OBJECTIVE
In the entries below, identify every line with the string "Frerichs" and copy it.

Stored dataset items:
* * *

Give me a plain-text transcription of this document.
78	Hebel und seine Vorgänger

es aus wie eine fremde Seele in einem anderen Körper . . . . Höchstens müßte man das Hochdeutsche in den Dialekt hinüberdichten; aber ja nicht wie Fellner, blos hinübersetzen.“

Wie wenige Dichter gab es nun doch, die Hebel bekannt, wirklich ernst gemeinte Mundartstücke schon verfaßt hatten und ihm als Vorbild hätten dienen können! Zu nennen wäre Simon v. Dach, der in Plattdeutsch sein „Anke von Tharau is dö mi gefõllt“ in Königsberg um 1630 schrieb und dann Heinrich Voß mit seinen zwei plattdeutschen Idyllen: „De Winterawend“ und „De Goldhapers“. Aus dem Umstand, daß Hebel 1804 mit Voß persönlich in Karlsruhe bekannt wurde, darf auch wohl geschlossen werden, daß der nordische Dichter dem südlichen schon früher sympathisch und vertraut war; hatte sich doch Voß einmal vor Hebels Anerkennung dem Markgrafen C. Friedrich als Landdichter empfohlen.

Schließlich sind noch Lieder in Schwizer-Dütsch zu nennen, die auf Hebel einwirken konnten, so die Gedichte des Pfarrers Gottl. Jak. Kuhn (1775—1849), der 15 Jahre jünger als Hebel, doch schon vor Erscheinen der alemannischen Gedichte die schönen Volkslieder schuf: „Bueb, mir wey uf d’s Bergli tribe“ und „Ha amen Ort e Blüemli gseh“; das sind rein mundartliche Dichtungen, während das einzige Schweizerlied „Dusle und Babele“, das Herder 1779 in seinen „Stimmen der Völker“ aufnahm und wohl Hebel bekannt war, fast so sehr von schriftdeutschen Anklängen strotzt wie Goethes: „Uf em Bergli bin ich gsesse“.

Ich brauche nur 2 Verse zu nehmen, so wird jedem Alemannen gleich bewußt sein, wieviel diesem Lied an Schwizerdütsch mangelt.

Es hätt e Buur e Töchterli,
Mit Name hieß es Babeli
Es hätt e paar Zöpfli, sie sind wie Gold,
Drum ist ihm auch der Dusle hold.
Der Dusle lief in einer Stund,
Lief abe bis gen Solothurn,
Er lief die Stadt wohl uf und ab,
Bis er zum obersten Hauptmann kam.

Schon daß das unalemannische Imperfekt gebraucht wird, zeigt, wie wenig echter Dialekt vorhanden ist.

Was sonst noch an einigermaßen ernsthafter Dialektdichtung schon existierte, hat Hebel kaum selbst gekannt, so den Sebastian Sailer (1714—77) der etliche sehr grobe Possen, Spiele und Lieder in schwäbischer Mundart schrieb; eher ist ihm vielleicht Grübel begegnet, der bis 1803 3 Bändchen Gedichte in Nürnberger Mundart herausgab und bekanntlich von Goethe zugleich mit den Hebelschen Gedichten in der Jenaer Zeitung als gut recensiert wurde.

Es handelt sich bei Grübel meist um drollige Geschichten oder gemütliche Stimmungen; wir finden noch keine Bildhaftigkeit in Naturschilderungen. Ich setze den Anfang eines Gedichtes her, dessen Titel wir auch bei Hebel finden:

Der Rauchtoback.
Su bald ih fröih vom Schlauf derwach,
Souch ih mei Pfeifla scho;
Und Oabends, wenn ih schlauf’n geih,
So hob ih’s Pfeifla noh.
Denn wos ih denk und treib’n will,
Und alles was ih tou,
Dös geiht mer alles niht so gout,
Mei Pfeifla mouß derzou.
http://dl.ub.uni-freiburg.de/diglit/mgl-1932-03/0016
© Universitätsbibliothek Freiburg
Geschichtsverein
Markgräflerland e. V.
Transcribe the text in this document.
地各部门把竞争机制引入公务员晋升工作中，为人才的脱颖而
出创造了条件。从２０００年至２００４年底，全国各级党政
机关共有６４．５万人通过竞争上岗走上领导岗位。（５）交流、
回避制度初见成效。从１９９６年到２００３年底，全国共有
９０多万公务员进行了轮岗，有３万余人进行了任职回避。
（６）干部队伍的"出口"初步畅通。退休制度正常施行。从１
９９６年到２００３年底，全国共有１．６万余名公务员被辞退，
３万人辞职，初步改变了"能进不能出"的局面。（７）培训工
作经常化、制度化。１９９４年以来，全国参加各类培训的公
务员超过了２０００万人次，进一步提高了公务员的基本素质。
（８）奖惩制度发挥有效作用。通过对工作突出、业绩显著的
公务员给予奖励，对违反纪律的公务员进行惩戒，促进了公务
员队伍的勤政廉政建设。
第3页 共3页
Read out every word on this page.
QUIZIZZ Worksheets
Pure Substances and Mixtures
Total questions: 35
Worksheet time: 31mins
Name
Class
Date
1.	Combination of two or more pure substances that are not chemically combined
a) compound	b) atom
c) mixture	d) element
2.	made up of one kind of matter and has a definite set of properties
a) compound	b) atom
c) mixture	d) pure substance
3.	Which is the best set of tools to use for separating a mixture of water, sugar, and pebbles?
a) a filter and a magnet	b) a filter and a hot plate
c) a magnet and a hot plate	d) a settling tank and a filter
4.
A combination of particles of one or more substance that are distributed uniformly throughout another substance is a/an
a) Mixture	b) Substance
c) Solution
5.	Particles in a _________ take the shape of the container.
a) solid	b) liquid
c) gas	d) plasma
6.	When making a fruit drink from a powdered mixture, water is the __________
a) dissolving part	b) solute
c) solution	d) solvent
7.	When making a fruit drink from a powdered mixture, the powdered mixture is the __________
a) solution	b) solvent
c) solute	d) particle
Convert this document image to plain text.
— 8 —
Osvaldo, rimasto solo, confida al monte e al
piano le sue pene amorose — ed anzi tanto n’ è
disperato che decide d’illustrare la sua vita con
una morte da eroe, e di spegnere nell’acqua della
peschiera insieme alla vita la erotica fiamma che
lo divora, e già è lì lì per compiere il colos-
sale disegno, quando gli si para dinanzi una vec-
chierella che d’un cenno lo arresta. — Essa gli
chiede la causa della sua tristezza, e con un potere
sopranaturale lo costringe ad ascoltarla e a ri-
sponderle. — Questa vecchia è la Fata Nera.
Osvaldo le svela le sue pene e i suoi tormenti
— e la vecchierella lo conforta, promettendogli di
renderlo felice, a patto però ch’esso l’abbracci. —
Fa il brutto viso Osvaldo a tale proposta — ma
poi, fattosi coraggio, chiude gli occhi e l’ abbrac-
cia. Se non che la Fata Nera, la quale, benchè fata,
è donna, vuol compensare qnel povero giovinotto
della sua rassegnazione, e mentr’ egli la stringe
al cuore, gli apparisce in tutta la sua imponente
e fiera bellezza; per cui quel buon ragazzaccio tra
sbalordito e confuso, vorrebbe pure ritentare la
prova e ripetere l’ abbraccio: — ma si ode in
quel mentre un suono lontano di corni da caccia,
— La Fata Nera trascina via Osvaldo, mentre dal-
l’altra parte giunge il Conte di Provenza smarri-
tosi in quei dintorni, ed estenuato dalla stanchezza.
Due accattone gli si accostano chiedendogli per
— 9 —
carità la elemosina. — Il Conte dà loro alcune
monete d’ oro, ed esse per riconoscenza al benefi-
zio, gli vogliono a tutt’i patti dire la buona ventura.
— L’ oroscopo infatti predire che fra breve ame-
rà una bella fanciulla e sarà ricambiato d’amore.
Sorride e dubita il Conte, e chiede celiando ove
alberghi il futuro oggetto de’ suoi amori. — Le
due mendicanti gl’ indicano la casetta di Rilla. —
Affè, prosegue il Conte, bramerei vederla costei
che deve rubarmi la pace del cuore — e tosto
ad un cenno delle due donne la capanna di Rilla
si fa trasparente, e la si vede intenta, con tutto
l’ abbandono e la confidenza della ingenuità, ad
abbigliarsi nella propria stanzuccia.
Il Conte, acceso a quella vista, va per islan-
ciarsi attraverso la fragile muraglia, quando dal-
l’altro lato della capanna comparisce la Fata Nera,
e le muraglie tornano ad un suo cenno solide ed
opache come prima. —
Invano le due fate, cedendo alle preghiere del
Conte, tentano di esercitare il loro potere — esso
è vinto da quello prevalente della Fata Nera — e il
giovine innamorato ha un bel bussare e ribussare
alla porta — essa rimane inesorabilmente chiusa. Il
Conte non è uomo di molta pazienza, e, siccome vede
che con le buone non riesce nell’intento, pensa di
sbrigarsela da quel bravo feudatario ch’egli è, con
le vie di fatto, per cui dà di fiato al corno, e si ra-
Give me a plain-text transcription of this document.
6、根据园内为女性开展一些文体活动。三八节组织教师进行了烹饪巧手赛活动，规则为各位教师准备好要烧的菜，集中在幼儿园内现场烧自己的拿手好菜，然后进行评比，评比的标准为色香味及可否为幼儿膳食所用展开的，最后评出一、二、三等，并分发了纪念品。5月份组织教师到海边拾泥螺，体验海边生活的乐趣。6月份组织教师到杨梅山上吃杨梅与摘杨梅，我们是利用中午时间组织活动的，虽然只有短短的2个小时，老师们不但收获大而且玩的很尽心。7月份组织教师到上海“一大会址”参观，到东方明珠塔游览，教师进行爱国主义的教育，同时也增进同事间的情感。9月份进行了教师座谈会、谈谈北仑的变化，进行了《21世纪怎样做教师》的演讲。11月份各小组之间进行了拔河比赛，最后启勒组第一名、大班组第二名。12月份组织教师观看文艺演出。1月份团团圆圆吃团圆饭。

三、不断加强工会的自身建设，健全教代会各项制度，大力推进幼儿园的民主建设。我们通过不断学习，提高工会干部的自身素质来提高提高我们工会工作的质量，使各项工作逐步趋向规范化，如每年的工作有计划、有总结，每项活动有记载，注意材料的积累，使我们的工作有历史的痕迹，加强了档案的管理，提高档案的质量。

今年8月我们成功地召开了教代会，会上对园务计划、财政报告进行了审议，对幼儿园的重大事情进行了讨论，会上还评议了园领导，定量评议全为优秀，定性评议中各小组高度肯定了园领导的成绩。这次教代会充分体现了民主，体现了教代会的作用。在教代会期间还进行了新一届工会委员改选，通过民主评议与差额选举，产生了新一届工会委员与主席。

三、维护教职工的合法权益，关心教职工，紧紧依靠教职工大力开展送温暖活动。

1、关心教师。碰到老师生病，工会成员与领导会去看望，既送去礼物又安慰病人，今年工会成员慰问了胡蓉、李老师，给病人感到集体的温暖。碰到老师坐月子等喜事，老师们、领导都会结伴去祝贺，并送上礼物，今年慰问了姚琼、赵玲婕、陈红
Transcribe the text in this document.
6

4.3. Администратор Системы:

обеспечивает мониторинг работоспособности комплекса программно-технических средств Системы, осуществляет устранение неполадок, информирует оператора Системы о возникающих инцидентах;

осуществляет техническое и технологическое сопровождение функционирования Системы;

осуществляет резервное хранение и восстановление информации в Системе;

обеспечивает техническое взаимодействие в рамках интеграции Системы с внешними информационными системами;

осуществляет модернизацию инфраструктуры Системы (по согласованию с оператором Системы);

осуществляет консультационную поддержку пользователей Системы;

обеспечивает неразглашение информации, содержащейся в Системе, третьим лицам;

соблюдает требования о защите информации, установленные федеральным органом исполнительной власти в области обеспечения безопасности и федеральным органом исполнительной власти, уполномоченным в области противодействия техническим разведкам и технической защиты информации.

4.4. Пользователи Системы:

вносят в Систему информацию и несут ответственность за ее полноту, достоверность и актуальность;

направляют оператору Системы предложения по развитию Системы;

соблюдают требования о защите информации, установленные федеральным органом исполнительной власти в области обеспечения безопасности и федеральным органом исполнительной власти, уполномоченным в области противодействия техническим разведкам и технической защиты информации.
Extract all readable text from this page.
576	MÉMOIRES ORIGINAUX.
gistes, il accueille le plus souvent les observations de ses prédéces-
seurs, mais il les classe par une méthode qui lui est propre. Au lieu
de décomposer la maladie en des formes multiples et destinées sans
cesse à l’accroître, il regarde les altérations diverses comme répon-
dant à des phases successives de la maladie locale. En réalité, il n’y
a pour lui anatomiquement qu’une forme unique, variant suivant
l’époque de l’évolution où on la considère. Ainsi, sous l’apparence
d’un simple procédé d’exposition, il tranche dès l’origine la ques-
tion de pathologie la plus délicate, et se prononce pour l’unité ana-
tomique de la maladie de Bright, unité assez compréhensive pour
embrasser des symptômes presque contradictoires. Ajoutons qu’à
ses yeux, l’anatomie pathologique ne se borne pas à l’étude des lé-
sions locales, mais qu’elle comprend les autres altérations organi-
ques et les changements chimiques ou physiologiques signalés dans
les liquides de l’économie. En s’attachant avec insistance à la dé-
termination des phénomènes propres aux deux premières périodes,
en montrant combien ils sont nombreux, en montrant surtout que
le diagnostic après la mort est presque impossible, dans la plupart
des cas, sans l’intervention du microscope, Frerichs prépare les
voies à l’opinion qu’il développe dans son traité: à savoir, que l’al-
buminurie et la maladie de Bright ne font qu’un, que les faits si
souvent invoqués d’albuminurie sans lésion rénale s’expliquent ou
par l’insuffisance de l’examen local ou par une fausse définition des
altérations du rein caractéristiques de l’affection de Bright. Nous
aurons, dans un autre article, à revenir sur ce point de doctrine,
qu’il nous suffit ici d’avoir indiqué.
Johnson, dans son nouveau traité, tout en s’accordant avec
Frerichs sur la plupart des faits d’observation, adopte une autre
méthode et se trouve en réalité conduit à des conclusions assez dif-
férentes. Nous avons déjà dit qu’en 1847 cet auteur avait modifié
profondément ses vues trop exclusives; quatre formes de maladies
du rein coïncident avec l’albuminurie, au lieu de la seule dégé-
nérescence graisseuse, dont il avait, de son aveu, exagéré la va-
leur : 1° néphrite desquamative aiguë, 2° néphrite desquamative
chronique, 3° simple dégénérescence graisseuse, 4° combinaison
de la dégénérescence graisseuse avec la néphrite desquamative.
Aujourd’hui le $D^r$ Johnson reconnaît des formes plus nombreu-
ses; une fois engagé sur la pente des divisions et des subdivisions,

* * *

WRITTEN REPLY
des cas, sans l’intervention du microscope, Frerichs prépare les
Frerichs sur la plupart des faits d’observation, adopte une autre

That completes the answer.